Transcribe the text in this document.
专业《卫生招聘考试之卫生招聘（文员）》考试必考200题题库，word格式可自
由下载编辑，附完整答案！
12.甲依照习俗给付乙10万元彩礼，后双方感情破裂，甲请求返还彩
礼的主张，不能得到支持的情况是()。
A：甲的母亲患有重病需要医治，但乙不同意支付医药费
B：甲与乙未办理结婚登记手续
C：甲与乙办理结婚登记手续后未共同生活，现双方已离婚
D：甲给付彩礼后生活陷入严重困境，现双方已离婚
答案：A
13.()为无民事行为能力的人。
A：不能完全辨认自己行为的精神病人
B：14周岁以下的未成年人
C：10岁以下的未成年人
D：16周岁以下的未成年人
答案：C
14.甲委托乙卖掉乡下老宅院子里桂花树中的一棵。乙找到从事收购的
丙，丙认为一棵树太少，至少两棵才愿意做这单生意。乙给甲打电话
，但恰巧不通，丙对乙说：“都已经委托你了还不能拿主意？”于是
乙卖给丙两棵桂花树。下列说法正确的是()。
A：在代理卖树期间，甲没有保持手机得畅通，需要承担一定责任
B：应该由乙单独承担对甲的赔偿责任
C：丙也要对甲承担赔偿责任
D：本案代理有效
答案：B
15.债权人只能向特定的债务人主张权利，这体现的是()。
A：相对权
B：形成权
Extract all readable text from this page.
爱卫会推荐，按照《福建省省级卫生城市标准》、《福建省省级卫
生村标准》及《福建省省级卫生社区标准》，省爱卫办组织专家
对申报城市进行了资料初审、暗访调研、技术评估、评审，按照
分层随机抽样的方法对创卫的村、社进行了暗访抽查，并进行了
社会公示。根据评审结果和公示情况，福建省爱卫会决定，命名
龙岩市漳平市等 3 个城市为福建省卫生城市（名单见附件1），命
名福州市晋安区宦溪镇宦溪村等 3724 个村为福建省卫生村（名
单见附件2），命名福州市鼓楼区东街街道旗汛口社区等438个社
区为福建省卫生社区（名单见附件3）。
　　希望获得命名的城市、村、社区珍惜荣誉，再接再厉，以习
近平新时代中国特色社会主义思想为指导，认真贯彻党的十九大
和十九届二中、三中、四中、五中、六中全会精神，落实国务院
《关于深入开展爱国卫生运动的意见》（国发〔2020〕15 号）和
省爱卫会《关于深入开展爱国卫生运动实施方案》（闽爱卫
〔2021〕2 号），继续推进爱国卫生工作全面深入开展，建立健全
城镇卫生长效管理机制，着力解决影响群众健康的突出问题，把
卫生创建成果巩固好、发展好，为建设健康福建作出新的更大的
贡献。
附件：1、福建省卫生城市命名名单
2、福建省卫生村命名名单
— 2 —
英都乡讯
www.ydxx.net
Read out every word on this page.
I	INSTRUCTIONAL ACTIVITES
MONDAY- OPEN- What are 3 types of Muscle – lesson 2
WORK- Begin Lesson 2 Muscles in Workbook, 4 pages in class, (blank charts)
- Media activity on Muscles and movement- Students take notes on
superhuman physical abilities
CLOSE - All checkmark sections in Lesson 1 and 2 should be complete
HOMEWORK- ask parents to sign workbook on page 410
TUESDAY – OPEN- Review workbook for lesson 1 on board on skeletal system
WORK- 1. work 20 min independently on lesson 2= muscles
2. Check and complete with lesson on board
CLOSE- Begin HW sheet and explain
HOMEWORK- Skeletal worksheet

═══

## YOUR GOAL
Copy all the records above exactly, missing none.

## FULL SOLUTION
Transcribe the text in this document.
专业《卫生招聘考试之卫生招聘（文员）》考试必考200题题库，word格式可自
由下载编辑，附完整答案！
12.甲依照习俗给付乙10万元彩礼，后双方感情破裂，甲请求返还彩
礼的主张，不能得到支持的情况是()。
A：甲的母亲患有重病需要医治，但乙不同意支付医药费
B：甲与乙未办理结婚登记手续
C：甲与乙办理结婚登记手续后未共同生活，现双方已离婚
D：甲给付彩礼后生活陷入严重困境，现双方已离婚
答案：A
13.()为无民事行为能力的人。
A：不能完全辨认自己行为的精神病人
B：14周岁以下的未成年人
C：10岁以下的未成年人
D：16周岁以下的未成年人
答案：C
14.甲委托乙卖掉乡下老宅院子里桂花树中的一棵。乙找到从事收购的
丙，丙认为一棵树太少，至少两棵才愿意做这单生意。乙给甲打电话
，但恰巧不通，丙对乙说：“都已经委托你了还不能拿主意？”于是
乙卖给丙两棵桂花树。下列说法正确的是()。
A：在代理卖树期间，甲没有保持手机得畅通，需要承担一定责任
B：应该由乙单独承担对甲的赔偿责任
C：丙也要对甲承担赔偿责任
D：本案代理有效
答案：B
15.债权人只能向特定的债务人主张权利，这体现的是()。
A：相对权
B：形成权
Extract all readable text from this page.
爱卫会推荐，按照《福建省省级卫生城市标准》、《福建省省级卫
生村标准》及《福建省省级卫生社区标准》，省爱卫办组织专家
对申报城市进行了资料初审、暗访调研、技术评估、评审，按照
分层随机抽样的方法对创卫的村、社进行了暗访抽查，并进行了
社会公示。根据评审结果和公示情况，福建省爱卫会决定，命名
龙岩市漳平市等 3 个城市为福建省卫生城市（名单见附件1），命
名福州市晋安区宦溪镇宦溪村等 3724 个村为福建省卫生村（名
单见附件2），命名福州市鼓楼区东街街道旗汛口社区等438个社
区为福建省卫生社区（名单见附件3）。
　　希望获得命名的城市、村、社区珍惜荣誉，再接再厉，以习
近平新时代中国特色社会主义思想为指导，认真贯彻党的十九大
和十九届二中、三中、四中、五中、六中全会精神，落实国务院
《关于深入开展爱国卫生运动的意见》（国发〔2020〕15 号）和
省爱卫会《关于深入开展爱国卫生运动实施方案》（闽爱卫
〔2021〕2 号），继续推进爱国卫生工作全面深入开展，建立健全
城镇卫生长效管理机制，着力解决影响群众健康的突出问题，把
卫生创建成果巩固好、发展好，为建设健康福建作出新的更大的
贡献。
附件：1、福建省卫生城市命名名单
2、福建省卫生村命名名单
— 2 —
英都乡讯
www.ydxx.net
Read out every word on this page.
I	INSTRUCTIONAL ACTIVITES
MONDAY- OPEN- What are 3 types of Muscle – lesson 2
WORK- Begin Lesson 2 Muscles in Workbook, 4 pages in class, (blank charts)
- Media activity on Muscles and movement- Students take notes on
superhuman physical abilities
CLOSE - All checkmark sections in Lesson 1 and 2 should be complete
HOMEWORK- ask parents to sign workbook on page 410
TUESDAY – OPEN- Review workbook for lesson 1 on board on skeletal system
WORK- 1. work 20 min independently on lesson 2= muscles
2. Check and complete with lesson on board
CLOSE- Begin HW sheet and explain
HOMEWORK- Skeletal worksheet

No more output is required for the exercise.